_TASK STATEMENT_
Say how many lines hold the string "beneath", and nothing more.
-- start of MATERIAL --
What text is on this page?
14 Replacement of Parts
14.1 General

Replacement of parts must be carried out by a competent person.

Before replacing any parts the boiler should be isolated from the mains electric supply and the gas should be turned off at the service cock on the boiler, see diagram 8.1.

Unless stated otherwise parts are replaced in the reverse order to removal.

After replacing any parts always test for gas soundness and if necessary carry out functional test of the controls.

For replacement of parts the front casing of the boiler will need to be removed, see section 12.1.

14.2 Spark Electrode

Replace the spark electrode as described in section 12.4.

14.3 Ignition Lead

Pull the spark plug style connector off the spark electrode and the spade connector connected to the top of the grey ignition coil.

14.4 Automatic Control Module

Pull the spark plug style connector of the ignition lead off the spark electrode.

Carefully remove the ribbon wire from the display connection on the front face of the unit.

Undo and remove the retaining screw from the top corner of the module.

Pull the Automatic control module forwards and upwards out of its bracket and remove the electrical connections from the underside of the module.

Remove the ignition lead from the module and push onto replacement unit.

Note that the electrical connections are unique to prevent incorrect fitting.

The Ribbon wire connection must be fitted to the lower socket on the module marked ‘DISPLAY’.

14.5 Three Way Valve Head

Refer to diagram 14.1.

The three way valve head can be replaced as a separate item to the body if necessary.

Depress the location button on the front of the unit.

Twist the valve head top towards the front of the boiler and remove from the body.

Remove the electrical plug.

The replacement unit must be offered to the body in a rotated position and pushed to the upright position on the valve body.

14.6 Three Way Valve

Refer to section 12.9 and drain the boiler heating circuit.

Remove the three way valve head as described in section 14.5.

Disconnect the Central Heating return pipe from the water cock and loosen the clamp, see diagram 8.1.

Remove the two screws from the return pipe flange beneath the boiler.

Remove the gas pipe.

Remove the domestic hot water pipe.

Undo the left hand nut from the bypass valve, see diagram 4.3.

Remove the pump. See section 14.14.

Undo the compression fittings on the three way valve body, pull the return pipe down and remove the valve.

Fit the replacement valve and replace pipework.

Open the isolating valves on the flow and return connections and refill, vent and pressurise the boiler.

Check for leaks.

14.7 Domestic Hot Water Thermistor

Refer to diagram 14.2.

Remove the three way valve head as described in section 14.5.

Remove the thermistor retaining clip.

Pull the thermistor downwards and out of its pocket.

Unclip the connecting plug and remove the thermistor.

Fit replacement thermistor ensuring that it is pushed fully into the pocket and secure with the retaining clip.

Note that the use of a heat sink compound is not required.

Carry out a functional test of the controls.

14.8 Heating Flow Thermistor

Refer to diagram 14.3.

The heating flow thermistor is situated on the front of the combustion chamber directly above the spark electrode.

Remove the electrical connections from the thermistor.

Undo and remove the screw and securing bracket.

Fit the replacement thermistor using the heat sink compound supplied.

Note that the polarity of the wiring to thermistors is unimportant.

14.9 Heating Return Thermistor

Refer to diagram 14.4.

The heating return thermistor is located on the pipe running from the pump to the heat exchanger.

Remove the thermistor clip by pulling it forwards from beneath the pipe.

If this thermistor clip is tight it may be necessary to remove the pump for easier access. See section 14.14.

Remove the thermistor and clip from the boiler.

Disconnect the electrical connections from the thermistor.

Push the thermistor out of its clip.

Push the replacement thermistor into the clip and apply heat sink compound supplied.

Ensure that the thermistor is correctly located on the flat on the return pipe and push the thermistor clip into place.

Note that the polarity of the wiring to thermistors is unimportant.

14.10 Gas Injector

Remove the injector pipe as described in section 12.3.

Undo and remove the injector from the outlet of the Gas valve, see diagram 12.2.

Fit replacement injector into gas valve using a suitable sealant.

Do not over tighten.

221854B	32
-- end of MATERIAL --
-- start of MATERIAL --
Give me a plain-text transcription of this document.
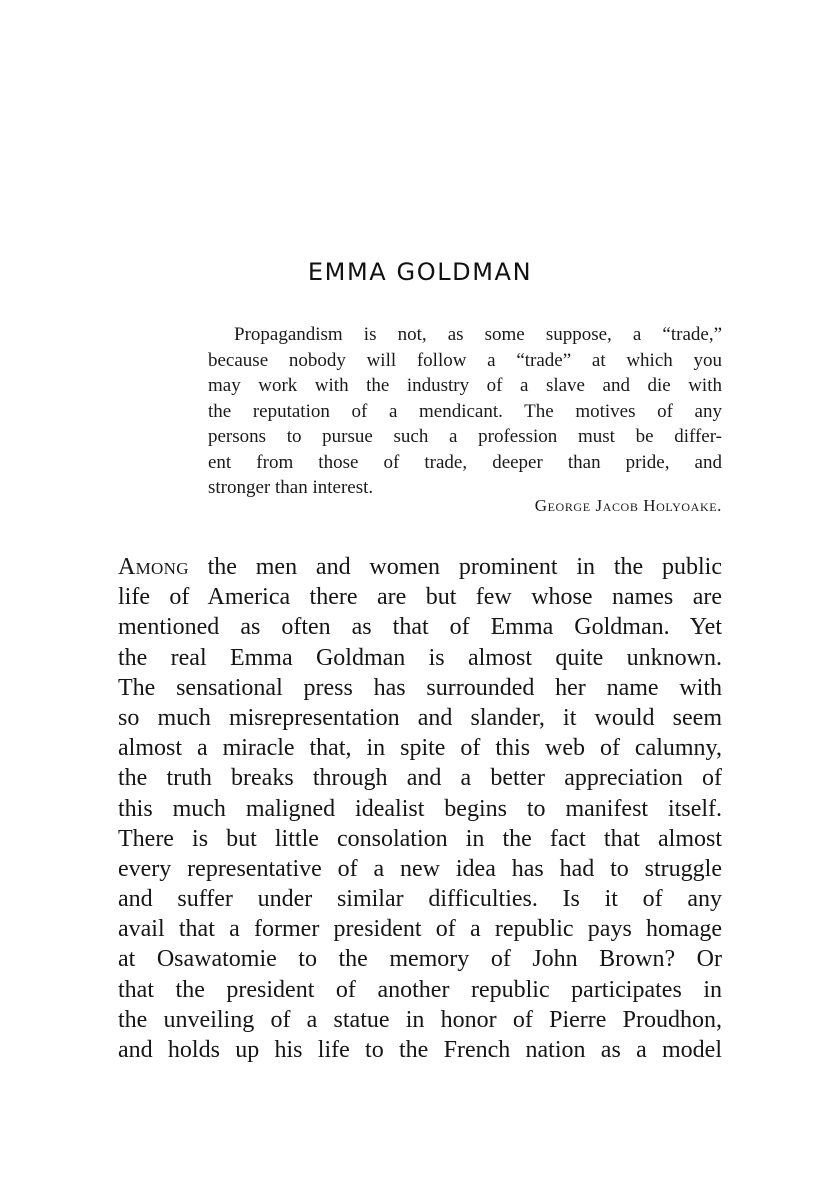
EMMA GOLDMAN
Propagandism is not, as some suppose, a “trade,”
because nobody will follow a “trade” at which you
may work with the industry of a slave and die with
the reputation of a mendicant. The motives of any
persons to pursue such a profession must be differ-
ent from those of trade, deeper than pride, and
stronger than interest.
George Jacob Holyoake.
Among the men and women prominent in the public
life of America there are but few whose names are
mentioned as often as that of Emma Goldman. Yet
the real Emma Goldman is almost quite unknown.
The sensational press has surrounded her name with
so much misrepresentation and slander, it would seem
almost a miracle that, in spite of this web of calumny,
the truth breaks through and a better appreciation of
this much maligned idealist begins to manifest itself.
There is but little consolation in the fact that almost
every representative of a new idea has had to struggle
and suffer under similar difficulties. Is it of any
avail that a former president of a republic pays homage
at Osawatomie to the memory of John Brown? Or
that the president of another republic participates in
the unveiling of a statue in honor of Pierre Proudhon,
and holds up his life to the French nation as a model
-- end of MATERIAL --
-- start of MATERIAL --
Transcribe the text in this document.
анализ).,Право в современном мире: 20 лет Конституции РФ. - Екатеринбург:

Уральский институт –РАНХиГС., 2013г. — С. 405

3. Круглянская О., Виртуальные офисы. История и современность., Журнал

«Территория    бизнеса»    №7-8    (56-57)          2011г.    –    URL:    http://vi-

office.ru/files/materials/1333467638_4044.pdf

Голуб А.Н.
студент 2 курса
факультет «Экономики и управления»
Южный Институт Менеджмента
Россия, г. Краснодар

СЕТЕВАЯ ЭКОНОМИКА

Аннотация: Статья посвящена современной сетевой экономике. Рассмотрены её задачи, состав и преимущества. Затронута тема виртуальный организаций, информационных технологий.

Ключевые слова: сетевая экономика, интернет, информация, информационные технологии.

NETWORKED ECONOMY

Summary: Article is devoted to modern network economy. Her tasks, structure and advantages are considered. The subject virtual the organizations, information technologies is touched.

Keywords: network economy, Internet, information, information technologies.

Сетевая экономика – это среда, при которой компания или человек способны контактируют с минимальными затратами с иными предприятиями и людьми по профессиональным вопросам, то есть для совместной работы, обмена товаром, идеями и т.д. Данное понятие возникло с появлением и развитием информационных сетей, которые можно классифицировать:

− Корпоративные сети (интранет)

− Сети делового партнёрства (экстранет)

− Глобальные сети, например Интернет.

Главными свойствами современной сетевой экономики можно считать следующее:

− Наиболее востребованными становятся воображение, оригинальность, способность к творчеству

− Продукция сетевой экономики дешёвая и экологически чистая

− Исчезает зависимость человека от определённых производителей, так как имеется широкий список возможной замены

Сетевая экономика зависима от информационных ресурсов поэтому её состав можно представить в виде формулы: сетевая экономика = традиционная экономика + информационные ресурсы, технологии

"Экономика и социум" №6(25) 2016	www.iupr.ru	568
-- end of MATERIAL --
_ANSWER TO THE EXERCISE_
2